● Task
Quote the records beneath, complete and exact. Leave out images.

---*---

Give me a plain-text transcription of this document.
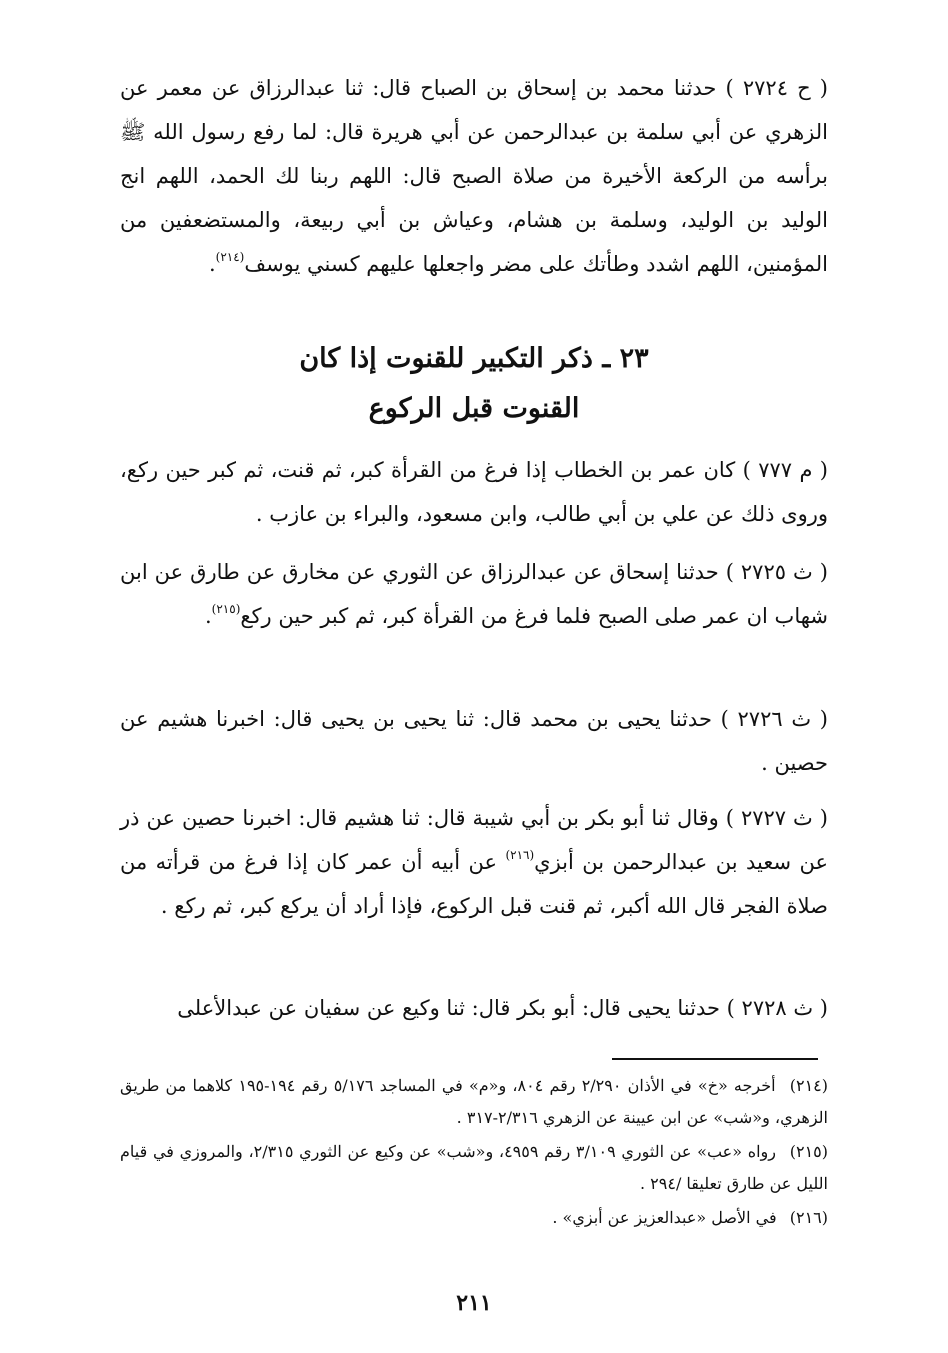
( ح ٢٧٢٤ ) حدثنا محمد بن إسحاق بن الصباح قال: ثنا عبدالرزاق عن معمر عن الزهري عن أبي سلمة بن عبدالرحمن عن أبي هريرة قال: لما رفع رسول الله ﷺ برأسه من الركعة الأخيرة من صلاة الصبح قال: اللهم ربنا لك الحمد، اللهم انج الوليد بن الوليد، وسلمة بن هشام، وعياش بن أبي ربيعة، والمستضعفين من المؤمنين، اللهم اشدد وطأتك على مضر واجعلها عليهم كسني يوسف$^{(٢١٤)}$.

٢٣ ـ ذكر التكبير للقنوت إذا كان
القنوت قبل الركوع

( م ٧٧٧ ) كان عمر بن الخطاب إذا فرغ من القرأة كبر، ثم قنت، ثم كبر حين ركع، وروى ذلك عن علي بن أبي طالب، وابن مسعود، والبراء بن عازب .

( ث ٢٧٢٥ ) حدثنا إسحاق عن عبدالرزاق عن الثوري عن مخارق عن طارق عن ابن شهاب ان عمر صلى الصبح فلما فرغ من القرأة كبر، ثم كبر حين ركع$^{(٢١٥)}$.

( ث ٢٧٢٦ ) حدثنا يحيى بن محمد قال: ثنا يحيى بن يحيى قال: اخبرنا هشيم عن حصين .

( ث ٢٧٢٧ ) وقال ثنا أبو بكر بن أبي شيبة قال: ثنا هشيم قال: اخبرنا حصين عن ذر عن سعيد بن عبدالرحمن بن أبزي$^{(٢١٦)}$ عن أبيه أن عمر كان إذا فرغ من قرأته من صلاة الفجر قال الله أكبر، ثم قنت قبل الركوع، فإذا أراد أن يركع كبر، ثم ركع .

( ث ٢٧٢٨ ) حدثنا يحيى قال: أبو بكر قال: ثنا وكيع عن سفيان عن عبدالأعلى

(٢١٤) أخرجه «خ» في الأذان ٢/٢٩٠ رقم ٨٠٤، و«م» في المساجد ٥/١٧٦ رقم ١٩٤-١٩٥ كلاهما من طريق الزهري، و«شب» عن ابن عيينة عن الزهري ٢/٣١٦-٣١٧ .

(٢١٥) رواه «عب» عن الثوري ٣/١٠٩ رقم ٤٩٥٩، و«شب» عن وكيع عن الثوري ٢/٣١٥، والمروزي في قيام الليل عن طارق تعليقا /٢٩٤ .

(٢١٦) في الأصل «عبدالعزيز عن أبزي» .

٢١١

---*---

● Output of the task
Give me a plain-text transcription of this document.
( ح ٢٧٢٤ ) حدثنا محمد بن إسحاق بن الصباح قال: ثنا عبدالرزاق عن معمر عن الزهري عن أبي سلمة بن عبدالرحمن عن أبي هريرة قال: لما رفع رسول الله ﷺ برأسه من الركعة الأخيرة من صلاة الصبح قال: اللهم ربنا لك الحمد، اللهم انج الوليد بن الوليد، وسلمة بن هشام، وعياش بن أبي ربيعة، والمستضعفين من المؤمنين، اللهم اشدد وطأتك على مضر واجعلها عليهم كسني يوسف$^{(٢١٤)}$.

٢٣ ـ ذكر التكبير للقنوت إذا كان
القنوت قبل الركوع

( م ٧٧٧ ) كان عمر بن الخطاب إذا فرغ من القرأة كبر، ثم قنت، ثم كبر حين ركع، وروى ذلك عن علي بن أبي طالب، وابن مسعود، والبراء بن عازب .

( ث ٢٧٢٥ ) حدثنا إسحاق عن عبدالرزاق عن الثوري عن مخارق عن طارق عن ابن شهاب ان عمر صلى الصبح فلما فرغ من القرأة كبر، ثم كبر حين ركع$^{(٢١٥)}$.

( ث ٢٧٢٦ ) حدثنا يحيى بن محمد قال: ثنا يحيى بن يحيى قال: اخبرنا هشيم عن حصين .

( ث ٢٧٢٧ ) وقال ثنا أبو بكر بن أبي شيبة قال: ثنا هشيم قال: اخبرنا حصين عن ذر عن سعيد بن عبدالرحمن بن أبزي$^{(٢١٦)}$ عن أبيه أن عمر كان إذا فرغ من قرأته من صلاة الفجر قال الله أكبر، ثم قنت قبل الركوع، فإذا أراد أن يركع كبر، ثم ركع .

( ث ٢٧٢٨ ) حدثنا يحيى قال: أبو بكر قال: ثنا وكيع عن سفيان عن عبدالأعلى

(٢١٤) أخرجه «خ» في الأذان ٢/٢٩٠ رقم ٨٠٤، و«م» في المساجد ٥/١٧٦ رقم ١٩٤-١٩٥ كلاهما من طريق الزهري، و«شب» عن ابن عيينة عن الزهري ٢/٣١٦-٣١٧ .

(٢١٥) رواه «عب» عن الثوري ٣/١٠٩ رقم ٤٩٥٩، و«شب» عن وكيع عن الثوري ٢/٣١٥، والمروزي في قيام الليل عن طارق تعليقا /٢٩٤ .

(٢١٦) في الأصل «عبدالعزيز عن أبزي» .

٢١١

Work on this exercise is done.